▶ AIM
Every line of the records must be repeated exactly; pictures stay out.

Extracted records:
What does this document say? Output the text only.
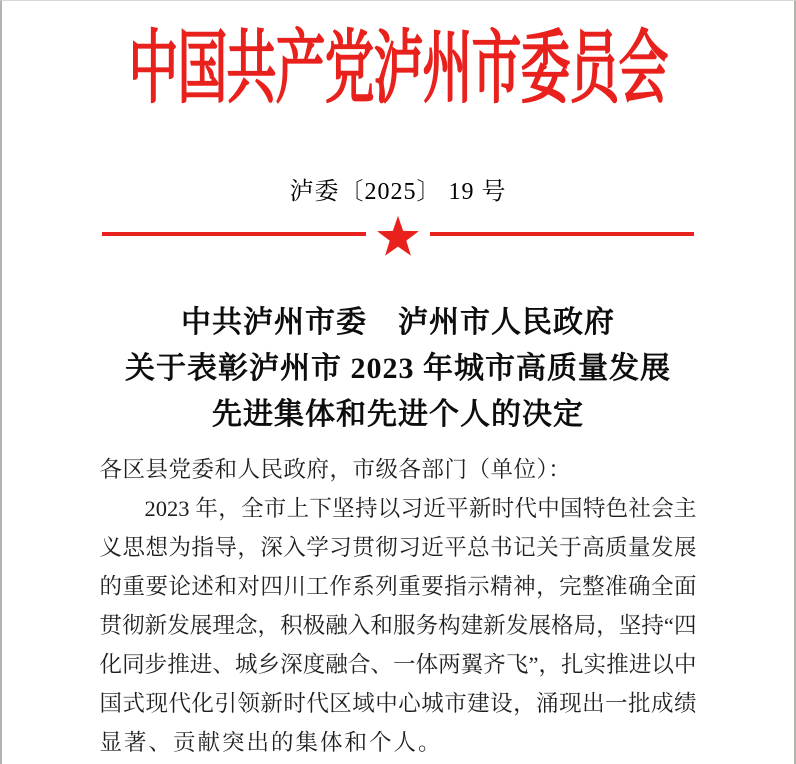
中国共产党泸州市委员会
泸委〔2025〕 19 号
中共泸州市委　泸州市人民政府
关于表彰泸州市 2023 年城市高质量发展
先进集体和先进个人的决定
各区县党委和人民政府，市级各部门（单位）：
2023 年，全市上下坚持以习近平新时代中国特色社会主
义思想为指导，深入学习贯彻习近平总书记关于高质量发展
的重要论述和对四川工作系列重要指示精神，完整准确全面
贯彻新发展理念，积极融入和服务构建新发展格局，坚持“四
化同步推进、城乡深度融合、一体两翼齐飞”，扎实推进以中
国式现代化引领新时代区域中心城市建设，涌现出一批成绩
显著、贡献突出的集体和个人。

▶ FINAL RESULT
What does this document say? Output the text only.
中国共产党泸州市委员会
泸委〔2025〕 19 号
中共泸州市委　泸州市人民政府
关于表彰泸州市 2023 年城市高质量发展
先进集体和先进个人的决定
各区县党委和人民政府，市级各部门（单位）：
2023 年，全市上下坚持以习近平新时代中国特色社会主
义思想为指导，深入学习贯彻习近平总书记关于高质量发展
的重要论述和对四川工作系列重要指示精神，完整准确全面
贯彻新发展理念，积极融入和服务构建新发展格局，坚持“四
化同步推进、城乡深度融合、一体两翼齐飞”，扎实推进以中
国式现代化引领新时代区域中心城市建设，涌现出一批成绩
显著、贡献突出的集体和个人。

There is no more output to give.